>> Start ITEMS
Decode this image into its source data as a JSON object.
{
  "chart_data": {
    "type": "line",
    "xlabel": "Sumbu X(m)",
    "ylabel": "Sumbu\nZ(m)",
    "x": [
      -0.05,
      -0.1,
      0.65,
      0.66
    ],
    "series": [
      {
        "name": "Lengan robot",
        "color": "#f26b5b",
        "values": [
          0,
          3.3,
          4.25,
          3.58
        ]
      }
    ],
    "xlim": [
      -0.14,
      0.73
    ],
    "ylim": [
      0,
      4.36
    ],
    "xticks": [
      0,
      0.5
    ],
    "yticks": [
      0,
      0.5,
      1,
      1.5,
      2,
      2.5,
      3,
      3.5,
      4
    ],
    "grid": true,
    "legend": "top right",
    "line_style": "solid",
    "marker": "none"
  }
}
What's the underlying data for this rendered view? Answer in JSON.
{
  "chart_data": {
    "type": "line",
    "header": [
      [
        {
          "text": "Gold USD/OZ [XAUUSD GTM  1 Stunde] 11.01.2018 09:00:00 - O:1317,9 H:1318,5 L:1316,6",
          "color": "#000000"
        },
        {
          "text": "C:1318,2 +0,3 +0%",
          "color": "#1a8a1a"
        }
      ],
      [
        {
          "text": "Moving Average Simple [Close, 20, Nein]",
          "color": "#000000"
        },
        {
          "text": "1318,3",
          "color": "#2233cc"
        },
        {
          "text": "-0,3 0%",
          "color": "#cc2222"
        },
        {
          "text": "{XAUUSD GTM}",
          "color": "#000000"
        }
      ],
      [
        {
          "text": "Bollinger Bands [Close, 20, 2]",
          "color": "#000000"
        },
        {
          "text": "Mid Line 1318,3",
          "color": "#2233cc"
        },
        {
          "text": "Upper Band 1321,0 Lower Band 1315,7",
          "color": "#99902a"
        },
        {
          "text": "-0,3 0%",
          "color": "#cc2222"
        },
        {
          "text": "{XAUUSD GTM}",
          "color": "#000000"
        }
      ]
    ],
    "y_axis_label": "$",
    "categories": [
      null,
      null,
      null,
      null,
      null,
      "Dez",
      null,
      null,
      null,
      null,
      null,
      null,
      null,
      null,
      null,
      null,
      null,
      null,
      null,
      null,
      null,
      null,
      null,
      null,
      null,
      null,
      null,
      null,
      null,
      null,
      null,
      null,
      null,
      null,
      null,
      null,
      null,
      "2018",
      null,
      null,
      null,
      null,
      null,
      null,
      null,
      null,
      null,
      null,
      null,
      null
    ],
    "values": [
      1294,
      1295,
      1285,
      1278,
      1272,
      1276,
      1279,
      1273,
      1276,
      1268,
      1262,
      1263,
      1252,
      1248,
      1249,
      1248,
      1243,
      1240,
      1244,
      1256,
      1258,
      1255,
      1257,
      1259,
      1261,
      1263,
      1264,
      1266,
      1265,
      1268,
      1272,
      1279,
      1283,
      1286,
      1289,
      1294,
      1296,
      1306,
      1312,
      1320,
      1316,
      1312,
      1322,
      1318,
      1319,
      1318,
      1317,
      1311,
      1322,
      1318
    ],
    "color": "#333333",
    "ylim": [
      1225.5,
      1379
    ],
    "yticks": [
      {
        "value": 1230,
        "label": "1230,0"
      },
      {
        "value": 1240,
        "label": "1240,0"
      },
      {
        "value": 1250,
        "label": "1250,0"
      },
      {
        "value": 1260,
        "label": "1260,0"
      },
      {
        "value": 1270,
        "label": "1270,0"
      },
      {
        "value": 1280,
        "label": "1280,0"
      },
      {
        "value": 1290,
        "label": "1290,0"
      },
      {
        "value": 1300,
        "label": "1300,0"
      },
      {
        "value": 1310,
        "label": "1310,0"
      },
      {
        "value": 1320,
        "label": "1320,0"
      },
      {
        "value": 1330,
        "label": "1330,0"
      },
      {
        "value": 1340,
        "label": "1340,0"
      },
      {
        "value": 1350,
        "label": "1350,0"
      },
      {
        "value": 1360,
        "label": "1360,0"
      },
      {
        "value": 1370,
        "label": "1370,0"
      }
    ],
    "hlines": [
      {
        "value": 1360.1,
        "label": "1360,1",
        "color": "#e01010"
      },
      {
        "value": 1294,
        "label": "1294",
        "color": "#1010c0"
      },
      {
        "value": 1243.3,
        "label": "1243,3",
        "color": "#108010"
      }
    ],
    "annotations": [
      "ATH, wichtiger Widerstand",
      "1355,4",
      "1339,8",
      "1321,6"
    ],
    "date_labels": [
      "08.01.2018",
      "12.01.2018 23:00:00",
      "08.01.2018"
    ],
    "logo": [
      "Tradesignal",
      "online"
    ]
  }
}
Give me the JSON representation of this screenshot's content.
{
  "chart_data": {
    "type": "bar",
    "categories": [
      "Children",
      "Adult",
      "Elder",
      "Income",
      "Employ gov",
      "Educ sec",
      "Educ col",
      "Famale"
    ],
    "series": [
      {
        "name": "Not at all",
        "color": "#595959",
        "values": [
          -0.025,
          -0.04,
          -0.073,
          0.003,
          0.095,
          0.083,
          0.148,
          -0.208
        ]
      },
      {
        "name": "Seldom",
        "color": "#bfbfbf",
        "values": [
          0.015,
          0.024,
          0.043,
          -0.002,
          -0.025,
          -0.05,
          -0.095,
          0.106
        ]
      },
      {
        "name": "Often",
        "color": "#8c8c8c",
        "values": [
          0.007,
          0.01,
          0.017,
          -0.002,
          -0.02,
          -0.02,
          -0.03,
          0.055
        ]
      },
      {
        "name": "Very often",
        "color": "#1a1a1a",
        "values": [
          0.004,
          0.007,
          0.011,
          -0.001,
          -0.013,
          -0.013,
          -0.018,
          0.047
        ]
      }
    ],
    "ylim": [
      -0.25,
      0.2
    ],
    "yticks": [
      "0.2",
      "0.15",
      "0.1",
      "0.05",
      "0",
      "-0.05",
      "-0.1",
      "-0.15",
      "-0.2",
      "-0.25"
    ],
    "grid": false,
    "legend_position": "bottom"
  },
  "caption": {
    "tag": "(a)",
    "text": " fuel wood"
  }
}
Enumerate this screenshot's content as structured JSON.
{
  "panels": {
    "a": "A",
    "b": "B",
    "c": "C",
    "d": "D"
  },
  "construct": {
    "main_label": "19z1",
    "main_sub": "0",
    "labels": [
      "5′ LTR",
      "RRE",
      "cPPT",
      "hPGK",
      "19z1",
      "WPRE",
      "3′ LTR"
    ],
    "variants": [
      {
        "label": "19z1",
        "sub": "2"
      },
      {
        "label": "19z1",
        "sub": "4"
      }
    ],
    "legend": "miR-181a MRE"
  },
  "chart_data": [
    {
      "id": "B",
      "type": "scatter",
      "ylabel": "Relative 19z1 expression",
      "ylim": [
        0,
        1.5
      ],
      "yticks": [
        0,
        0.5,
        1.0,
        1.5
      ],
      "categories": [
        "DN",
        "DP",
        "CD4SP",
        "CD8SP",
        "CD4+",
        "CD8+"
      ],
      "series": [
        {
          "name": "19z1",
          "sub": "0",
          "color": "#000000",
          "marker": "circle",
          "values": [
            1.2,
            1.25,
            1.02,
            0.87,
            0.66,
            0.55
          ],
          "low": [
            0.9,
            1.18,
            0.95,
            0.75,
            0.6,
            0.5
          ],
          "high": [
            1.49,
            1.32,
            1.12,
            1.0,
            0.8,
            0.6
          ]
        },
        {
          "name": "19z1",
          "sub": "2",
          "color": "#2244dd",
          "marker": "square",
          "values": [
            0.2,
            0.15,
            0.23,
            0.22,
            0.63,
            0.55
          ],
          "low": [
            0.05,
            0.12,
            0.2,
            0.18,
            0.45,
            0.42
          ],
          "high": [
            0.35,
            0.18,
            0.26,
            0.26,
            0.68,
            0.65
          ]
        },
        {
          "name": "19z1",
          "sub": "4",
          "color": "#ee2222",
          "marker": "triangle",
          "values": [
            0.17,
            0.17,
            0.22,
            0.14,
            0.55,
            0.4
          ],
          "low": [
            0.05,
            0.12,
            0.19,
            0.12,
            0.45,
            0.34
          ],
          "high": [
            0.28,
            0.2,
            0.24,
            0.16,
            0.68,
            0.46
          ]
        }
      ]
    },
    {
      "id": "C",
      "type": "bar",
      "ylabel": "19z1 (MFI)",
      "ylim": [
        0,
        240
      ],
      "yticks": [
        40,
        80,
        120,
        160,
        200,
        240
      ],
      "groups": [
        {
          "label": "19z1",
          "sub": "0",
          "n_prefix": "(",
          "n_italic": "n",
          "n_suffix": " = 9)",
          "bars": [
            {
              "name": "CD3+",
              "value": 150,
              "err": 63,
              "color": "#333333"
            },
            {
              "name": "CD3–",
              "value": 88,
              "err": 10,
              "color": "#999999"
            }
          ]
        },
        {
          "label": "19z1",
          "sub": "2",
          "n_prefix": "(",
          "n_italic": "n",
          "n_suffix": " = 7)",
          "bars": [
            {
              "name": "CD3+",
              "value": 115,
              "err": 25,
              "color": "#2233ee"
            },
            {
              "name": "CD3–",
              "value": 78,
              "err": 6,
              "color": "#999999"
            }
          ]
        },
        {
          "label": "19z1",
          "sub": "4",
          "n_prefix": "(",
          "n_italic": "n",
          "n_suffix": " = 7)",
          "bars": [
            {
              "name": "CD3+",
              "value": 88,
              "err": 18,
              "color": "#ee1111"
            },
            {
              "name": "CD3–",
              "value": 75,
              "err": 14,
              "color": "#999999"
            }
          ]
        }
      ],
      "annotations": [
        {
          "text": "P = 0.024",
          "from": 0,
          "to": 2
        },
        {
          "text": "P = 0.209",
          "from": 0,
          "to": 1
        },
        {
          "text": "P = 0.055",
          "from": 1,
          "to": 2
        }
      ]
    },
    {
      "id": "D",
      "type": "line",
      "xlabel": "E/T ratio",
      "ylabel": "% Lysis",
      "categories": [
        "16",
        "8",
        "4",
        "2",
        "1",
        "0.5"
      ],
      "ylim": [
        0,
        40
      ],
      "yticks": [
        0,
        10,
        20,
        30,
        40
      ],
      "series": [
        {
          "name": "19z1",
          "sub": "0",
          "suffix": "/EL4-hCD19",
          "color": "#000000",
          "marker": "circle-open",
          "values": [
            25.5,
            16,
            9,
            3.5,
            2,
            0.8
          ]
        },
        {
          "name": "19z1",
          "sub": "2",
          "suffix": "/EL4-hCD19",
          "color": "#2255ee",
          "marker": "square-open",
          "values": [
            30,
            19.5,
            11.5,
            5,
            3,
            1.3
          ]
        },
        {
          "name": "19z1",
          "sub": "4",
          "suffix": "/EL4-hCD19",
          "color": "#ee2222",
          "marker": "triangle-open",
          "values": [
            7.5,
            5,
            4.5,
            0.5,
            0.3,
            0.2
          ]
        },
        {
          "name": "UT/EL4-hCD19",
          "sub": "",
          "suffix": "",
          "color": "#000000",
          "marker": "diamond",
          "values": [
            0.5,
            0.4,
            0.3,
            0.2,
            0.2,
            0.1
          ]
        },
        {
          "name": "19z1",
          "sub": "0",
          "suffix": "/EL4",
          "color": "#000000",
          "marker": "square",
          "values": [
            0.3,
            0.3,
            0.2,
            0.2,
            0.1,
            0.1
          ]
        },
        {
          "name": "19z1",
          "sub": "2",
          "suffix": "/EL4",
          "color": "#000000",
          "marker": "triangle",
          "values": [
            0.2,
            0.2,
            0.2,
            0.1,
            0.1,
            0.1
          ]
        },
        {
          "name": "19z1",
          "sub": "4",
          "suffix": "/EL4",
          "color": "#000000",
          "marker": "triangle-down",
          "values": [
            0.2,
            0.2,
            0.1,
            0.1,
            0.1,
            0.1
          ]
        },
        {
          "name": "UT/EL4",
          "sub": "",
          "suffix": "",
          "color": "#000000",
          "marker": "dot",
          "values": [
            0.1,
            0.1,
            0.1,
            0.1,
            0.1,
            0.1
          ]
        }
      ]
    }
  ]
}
>> End ITEMS
= TASK =
Lines that hold "open" are the ones to copy; find all of them.

= ANSWER TO THIS EXERCISE =
          "marker": "circle-open",
          "marker": "square-open",
          "marker": "triangle-open",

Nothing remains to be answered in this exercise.